[START Task data]

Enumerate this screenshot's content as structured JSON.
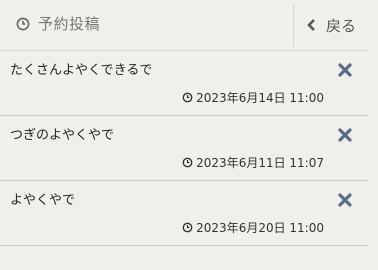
{
  "header": {
    "title": "予約投稿",
    "title_icon": "clock-icon",
    "back_label": "戻る",
    "back_icon": "chevron-left-icon"
  },
  "posts": [
    {
      "text": "たくさんよやくできるで",
      "scheduled": "2023年6月14日 11:00"
    },
    {
      "text": "つぎのよやくやで",
      "scheduled": "2023年6月11日 11:07"
    },
    {
      "text": "よやくやで",
      "scheduled": "2023年6月20日 11:00"
    }
  ],
  "colors": {
    "background": "#efefeb",
    "delete_icon": "#5b6a86",
    "divider": "#c9ccd3"
  }
}
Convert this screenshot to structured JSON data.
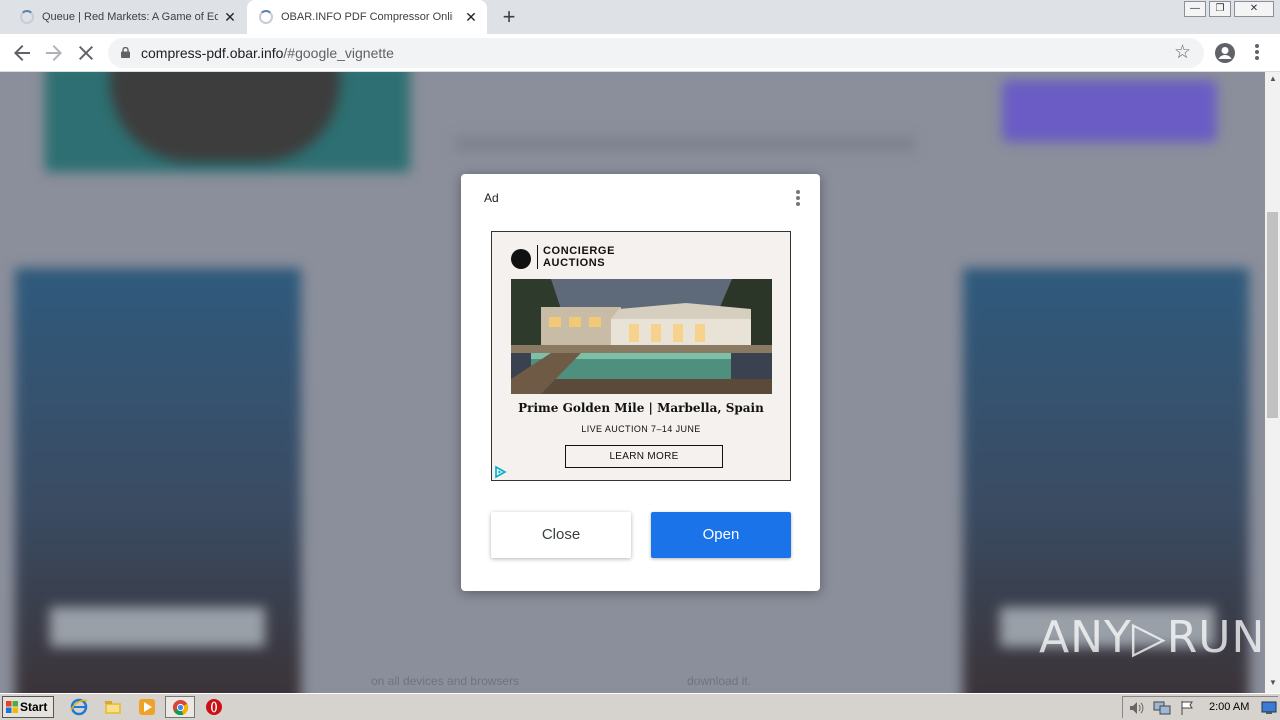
{
  "browser": {
    "tabs": [
      {
        "title": "Queue | Red Markets: A Game of Ec",
        "loading": true,
        "active": false
      },
      {
        "title": "OBAR.INFO PDF Compressor Online",
        "loading": true,
        "active": true
      }
    ],
    "new_tab_symbol": "+",
    "window_controls": {
      "minimize": "—",
      "restore": "❐",
      "close": "✕"
    },
    "url_host": "compress-pdf.obar.info",
    "url_path": "/#google_vignette",
    "icons": {
      "back": "back-arrow-icon",
      "forward": "forward-arrow-icon",
      "stop": "stop-icon",
      "lock": "lock-icon",
      "star": "star-icon",
      "profile": "profile-icon",
      "menu": "kebab-menu-icon"
    }
  },
  "page_background": {
    "bottom_text_left": "on all devices and browsers",
    "bottom_text_right": "download it."
  },
  "ad_dialog": {
    "label": "Ad",
    "brand_line1": "CONCIERGE",
    "brand_line2": "AUCTIONS",
    "headline": "Prime Golden Mile | Marbella, Spain",
    "subline": "LIVE AUCTION 7–14 JUNE",
    "cta": "LEARN MORE",
    "close_label": "Close",
    "open_label": "Open"
  },
  "watermark": "ANY▷RUN",
  "taskbar": {
    "start_label": "Start",
    "clock": "2:00 AM"
  },
  "colors": {
    "open_button": "#1a73e8",
    "overlay": "#8b8f9b",
    "tabstrip": "#dee1e6"
  }
}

[END Task data]

• _What you should do_: Write out the records above exactly as they stand, leaving out every picture.

• _Expected answer_:
Enumerate this screenshot's content as structured JSON.
{
  "header": {
    "title": "予約投稿",
    "title_icon": "clock-icon",
    "back_label": "戻る",
    "back_icon": "chevron-left-icon"
  },
  "posts": [
    {
      "text": "たくさんよやくできるで",
      "scheduled": "2023年6月14日 11:00"
    },
    {
      "text": "つぎのよやくやで",
      "scheduled": "2023年6月11日 11:07"
    },
    {
      "text": "よやくやで",
      "scheduled": "2023年6月20日 11:00"
    }
  ],
  "colors": {
    "background": "#efefeb",
    "delete_icon": "#5b6a86",
    "divider": "#c9ccd3"
  }
}
Convert this screenshot to structured JSON data.
{
  "browser": {
    "tabs": [
      {
        "title": "Queue | Red Markets: A Game of Ec",
        "loading": true,
        "active": false
      },
      {
        "title": "OBAR.INFO PDF Compressor Online",
        "loading": true,
        "active": true
      }
    ],
    "new_tab_symbol": "+",
    "window_controls": {
      "minimize": "—",
      "restore": "❐",
      "close": "✕"
    },
    "url_host": "compress-pdf.obar.info",
    "url_path": "/#google_vignette",
    "icons": {
      "back": "back-arrow-icon",
      "forward": "forward-arrow-icon",
      "stop": "stop-icon",
      "lock": "lock-icon",
      "star": "star-icon",
      "profile": "profile-icon",
      "menu": "kebab-menu-icon"
    }
  },
  "page_background": {
    "bottom_text_left": "on all devices and browsers",
    "bottom_text_right": "download it."
  },
  "ad_dialog": {
    "label": "Ad",
    "brand_line1": "CONCIERGE",
    "brand_line2": "AUCTIONS",
    "headline": "Prime Golden Mile | Marbella, Spain",
    "subline": "LIVE AUCTION 7–14 JUNE",
    "cta": "LEARN MORE",
    "close_label": "Close",
    "open_label": "Open"
  },
  "watermark": "ANY▷RUN",
  "taskbar": {
    "start_label": "Start",
    "clock": "2:00 AM"
  },
  "colors": {
    "open_button": "#1a73e8",
    "overlay": "#8b8f9b",
    "tabstrip": "#dee1e6"
  }
}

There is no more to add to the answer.